Independence Realty Trust Announces Management Internalization
September 27 2016 - 6:40AM
Business Wire
Independence Realty Trust, Inc. (“IRT”) (NYSE:IRT) today
announced that it has entered into a definitive agreement with RAIT
Financial Trust (“RAIT”) (NYSE: RAS) with respect to the
internalization of IRT’s external management arrangements (the
“Internalization”) and separation from RAIT and certain of RAIT’s
affiliates.
The Internalization will consist of two parts: (i) the
acquisition of IRT’s external advisor, which is a subsidiary of
RAIT, and (ii) the acquisition of certain assets and the assumption
of certain liabilities relating to the multifamily property
management business of RAIT, including property management
contracts relating to apartment properties owned by IRT, RAIT and
third parties. The purchase price for the Internalization is $43
million, subject to certain prorations at closing.
Upon closing of the Internalization, each of Scott F. Schaeffer,
IRT’s Chief Executive Officer, Farrell Ender, IRT’s President, and
James J. Sebra, IRT’s Chief Financial Officer, are expected to
enter into employment agreements with IRT. Messrs. Schaeffer and
Ender are expected to become employees of IRT upon closing. Mr.
Sebra is expected to remain the CFO of RAIT until the later to
occur of March 31, 2017 or the filing of RAIT’s Form 10-K for the
fiscal year ending December 31, 2016 with the U.S. Securities and
Exchange Commission. In addition, more than 400 current employees
of RAIT and the property manager are expected to become employees
of IRT.
"It is the right time in IRT’s evolution to internalize
management. This transaction represents an important milestone for
the company. It maintains continuity of our management team, while
providing strategic, operational and financial benefits that will
enhance shareholder value,” stated Robert McCadden, Chairman of the
IRT special committee.
The Internalization is expected to close on or before December
31, 2016, subject to certain conditions including, but not limited
to, completion of an equity offering, receipt of certain
third-party consents and entry into employment agreements with the
executives named above.
In addition, IRT has agreed to repurchase up to all of the
approximately 7.3 million shares of IRT common stock owned by
certain of RAIT’s subsidiaries, subject to market conditions.
Citigroup Global Markets Inc. is acting as exclusive financial
advisor and Hogan Lovells US LLP is acting as legal advisor to the
special committee of the board of directors of IRT in connection
with the Internalization.
About Independence Realty Trust,
Inc.

> Exercise task 1
Name every person mentioned in the IRT internalization announcement, with the title the announcement gives for each.
> Exercise task 2
Please reproduce, word for word, the part of the IRT internalization announcement that opens with the words containing "The Internalization is expected" and closes with "executives named above.".
Answer using only the text above.

Excerpts from a layout annotation set:

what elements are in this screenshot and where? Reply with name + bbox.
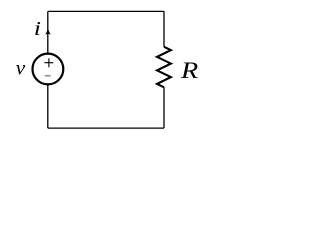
voltage source v bbox=[33, 54, 64, 85]
svg-text:R: R bbox=[180, 58, 199, 84]
wire right upper bbox=[163, 11, 165, 46]
current arrow i bbox=[45, 27, 51, 34]
svg-text:v: v bbox=[16, 58, 26, 80]
minus sign bbox=[45, 75, 51, 77]
wire left lower bbox=[47, 85, 49, 129]
resistor R bbox=[157, 47, 171, 88]
wire bottom bbox=[48, 127, 164, 129]
svg-text:i: i bbox=[34, 19, 41, 40]
wire right lower bbox=[163, 87, 165, 128]
wire left upper bbox=[47, 11, 49, 53]
wire top bbox=[48, 10, 164, 12]
plus sign bbox=[44, 58, 53, 67]
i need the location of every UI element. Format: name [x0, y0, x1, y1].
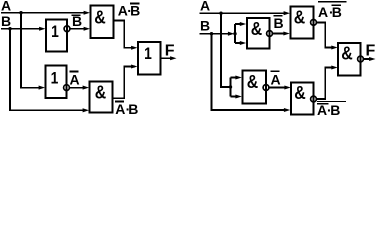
AND gate AND2 [90, 81, 113, 112]
wire AND1 output to OR top input [114, 21, 138, 50]
wire B branch (junction to AND2 bottom input) [10, 29, 89, 113]
svg-text:B: B [274, 15, 284, 31]
NAND gate U5 (A NAND B-bar) [291, 6, 317, 38]
node A label (right) [200, 0, 210, 13]
inverter U2 (NOT A) [46, 66, 70, 99]
wire AND2 output to OR bottom input [113, 64, 138, 98]
svg-text:&: & [94, 7, 106, 28]
wire A (right, to NAND3 top input) [200, 11, 291, 15]
svg-text:1: 1 [51, 69, 59, 88]
svg-text:1: 1 [51, 22, 59, 41]
node A-bar label (right) [270, 71, 280, 87]
svg-text:&: & [251, 18, 263, 39]
node B label (right) [200, 18, 210, 34]
svg-text:A: A [118, 2, 128, 18]
inverter U1 (NOT B) [46, 20, 70, 52]
wire U1 output to AND1 bottom input [70, 27, 90, 31]
wire A (input A to AND1 top input) [1, 11, 90, 15]
wire U2 output to AND2 top input [70, 86, 90, 90]
node B-bar label [72, 13, 83, 29]
svg-text:&: & [247, 71, 259, 92]
node A-bar·B label [115, 101, 138, 117]
node A label [1, 0, 11, 13]
wire A split into NAND2 both inputs [231, 75, 242, 98]
wire A branch (right, junction to NAND2 input split) [221, 13, 232, 89]
svg-text:A: A [115, 101, 125, 117]
node NOT(A·B-bar) label [318, 2, 347, 20]
node F label [165, 43, 175, 60]
wire B branch (right, junction to NAND4 bottom input) [212, 34, 291, 112]
wire OR1 output F [161, 56, 177, 60]
svg-text:B: B [330, 102, 340, 117]
node B label [1, 13, 11, 29]
wire U7 output F [364, 57, 376, 61]
junction on wire A [19, 11, 22, 14]
wire U4 output to NAND4 top input [269, 85, 291, 89]
node A-bar label [69, 71, 79, 87]
junction on wire A (right) [219, 12, 222, 15]
svg-text:F: F [366, 43, 376, 60]
NAND gate U7 (output NAND) [338, 43, 363, 76]
svg-text:A: A [200, 0, 210, 13]
NAND gate U4 (A inverter) [243, 71, 269, 104]
svg-text:&: & [95, 81, 107, 102]
wire B (input B to inverter U1 input) [1, 27, 46, 31]
wire A branch (junction to inverter U2 input) [21, 13, 45, 90]
OR gate OR1 [138, 42, 161, 75]
svg-text:A: A [1, 0, 11, 13]
wire U3 output to NAND3 bottom input [273, 31, 290, 35]
node B-bar label (right) [274, 15, 284, 31]
node F label (right) [366, 43, 376, 60]
junction on wire B [8, 27, 11, 30]
svg-text:A: A [318, 4, 328, 20]
node NOT(A-bar·B) label [317, 102, 346, 119]
svg-text:B: B [200, 18, 210, 34]
AND gate AND1 [91, 6, 114, 39]
svg-text:B: B [128, 101, 138, 117]
wire U5 output to NAND5 top input [317, 22, 338, 49]
svg-text:&: & [294, 82, 306, 103]
svg-text:B: B [130, 2, 140, 18]
svg-text:1: 1 [144, 44, 152, 63]
svg-text:A: A [271, 71, 281, 87]
wire B split into NAND1 both inputs [235, 22, 246, 45]
wire U6 output to NAND5 bottom input [317, 65, 338, 99]
NAND gate U3 (B inverter) [247, 18, 272, 49]
node A·B-bar label [118, 2, 141, 18]
svg-text:&: & [294, 6, 306, 27]
svg-text:F: F [165, 43, 175, 60]
NAND gate U6 (A-bar NAND B) [291, 82, 316, 114]
svg-text:B: B [1, 13, 11, 29]
svg-text:A: A [70, 71, 80, 87]
junction on wire B (right) [210, 32, 213, 35]
svg-text:B: B [332, 4, 342, 20]
wire B (right, to NAND1 input split) [200, 32, 237, 36]
svg-text:&: & [341, 43, 353, 64]
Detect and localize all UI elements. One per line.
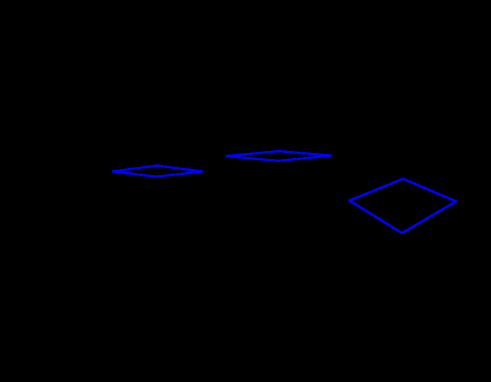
middle flat diamond (perspective square 2) bbox=[226, 151, 332, 161]
left flat diamond (perspective square 1) bbox=[112, 166, 203, 177]
right large diamond (perspective square 3) bbox=[350, 179, 457, 233]
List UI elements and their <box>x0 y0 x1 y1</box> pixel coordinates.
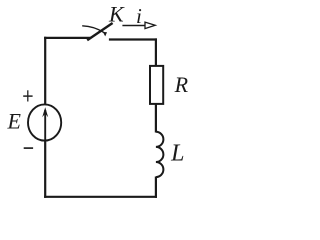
wire: right vertical below inductor <box>155 177 157 198</box>
wire: bottom horizontal segment <box>44 196 157 198</box>
plus sign <box>23 95 32 97</box>
wire: left vertical segment <box>44 37 46 198</box>
voltage source E circle <box>28 104 61 140</box>
switch K closing arc arrow <box>82 26 104 33</box>
resistor R body <box>150 66 163 104</box>
voltage source arrow <box>44 110 46 140</box>
svg-text:L: L <box>170 140 184 166</box>
minus sign <box>24 147 33 149</box>
switch K blade <box>87 23 112 40</box>
svg-text:i: i <box>136 4 142 28</box>
svg-text:E: E <box>6 108 21 133</box>
svg-text:R: R <box>174 72 189 97</box>
wire: right vertical between resistor and inductor <box>155 104 157 133</box>
current arrow i <box>122 25 145 27</box>
wire: right vertical segment <box>155 38 157 66</box>
svg-text:K: K <box>108 1 125 26</box>
wire: top-left horizontal segment <box>44 37 91 39</box>
inductor L coil <box>156 132 164 177</box>
wire: top-right horizontal segment <box>109 38 157 40</box>
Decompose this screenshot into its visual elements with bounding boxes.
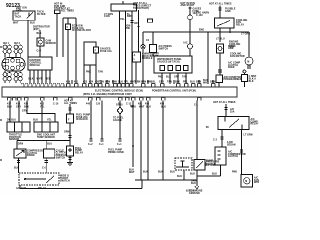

> Full answer 1
- Scott F. Schaeffer, IRT's Chief Executive Officer
- Farrell Ender, IRT's President
- James J. Sebra, IRT's Chief Financial Officer
- Robert McCadden, Chairman of the IRT special committee

> Full answer 2
The Internalization is expected to close on or before December
31, 2016, subject to certain conditions including, but not limited
to, completion of an equity offering, receipt of certain
third-party consents and entry into employment agreements with the
executives named above.